-- Start RECORDS SUPPLIED --
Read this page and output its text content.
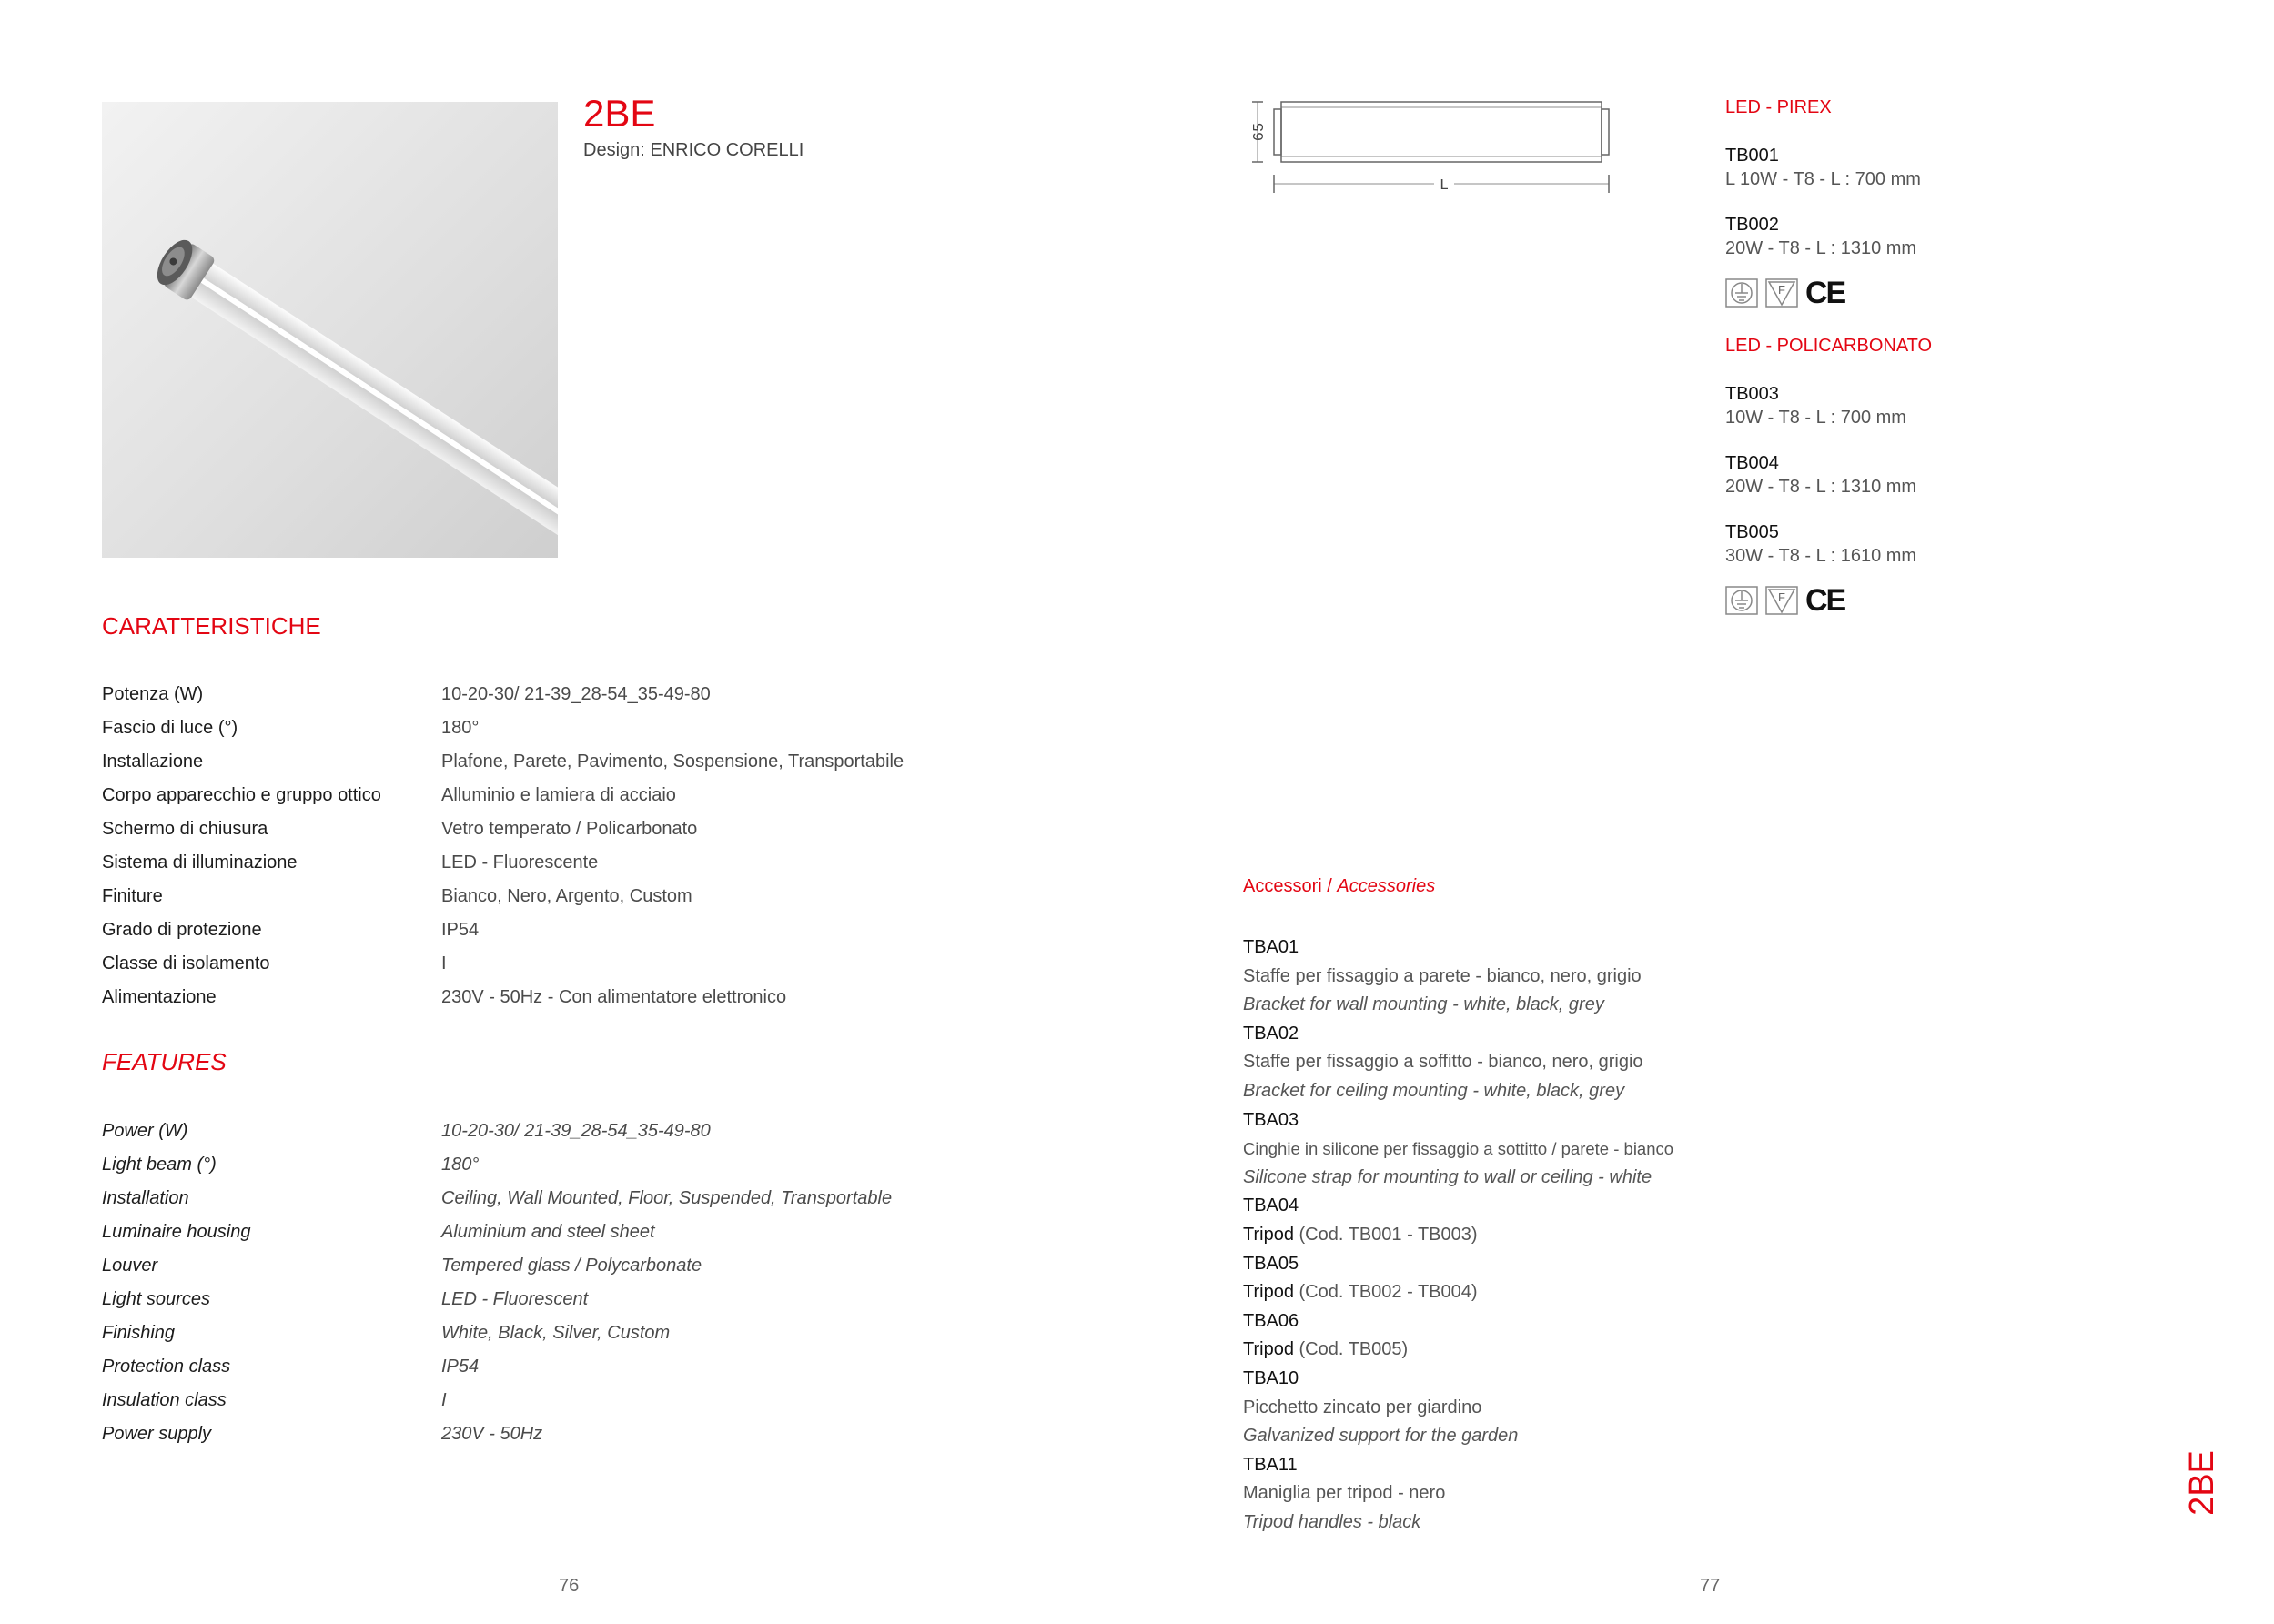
2BE
Design: ENRICO CORELLI
CARATTERISTICHE
Potenza (W)	10-20-30/ 21-39_28-54_35-49-80
Fascio di luce (°)	180°
Installazione	Plafone, Parete, Pavimento, Sospensione, Transportabile
Corpo apparecchio e gruppo ottico	Alluminio e lamiera di acciaio
Schermo di chiusura	Vetro temperato / Policarbonato
Sistema di illuminazione	LED - Fluorescente
Finiture	Bianco, Nero, Argento, Custom
Grado di protezione	IP54
Classe di isolamento	I
Alimentazione	230V - 50Hz - Con alimentatore elettronico
FEATURES
Power (W)	10-20-30/ 21-39_28-54_35-49-80
Light beam (°)	180°
Installation	Ceiling, Wall Mounted, Floor, Suspended, Transportable
Luminaire housing	Aluminium and steel sheet
Louver	Tempered glass / Polycarbonate
Light sources	LED - Fluorescent
Finishing	White, Black, Silver, Custom
Protection class	IP54
Insulation class	I
Power supply	230V - 50Hz
65
L
LED - PIREX
TB001
L 10W - T8 - L : 700 mm
TB002
20W - T8 - L : 1310 mm
F CE
LED - POLICARBONATO
TB003
10W - T8 - L : 700 mm
TB004
20W - T8 - L : 1310 mm
TB005
30W - T8 - L : 1610 mm
F CE
Accessori / Accessories
TBA01
Staffe per fissaggio a parete - bianco, nero, grigio
Bracket for wall mounting - white, black, grey
TBA02
Staffe per fissaggio a soffitto - bianco, nero, grigio
Bracket for ceiling mounting - white, black, grey
TBA03
Cinghie in silicone per fissaggio a sottitto / parete - bianco
Silicone strap for mounting to wall or ceiling - white
TBA04
Tripod (Cod. TB001 - TB003)
TBA05
Tripod (Cod. TB002 - TB004)
TBA06
Tripod (Cod. TB005)
TBA10
Picchetto zincato per giardino
Galvanized support for the garden
TBA11
Maniglia per tripod - nero
Tripod handles - black
76	77
2BE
-- End RECORDS SUPPLIED --
__EXERCISE__: Collect each line above holding the string "grigio".

__COMPLETE OUTPUT__:
Staffe per fissaggio a parete - bianco, nero, grigio
Staffe per fissaggio a soffitto - bianco, nero, grigio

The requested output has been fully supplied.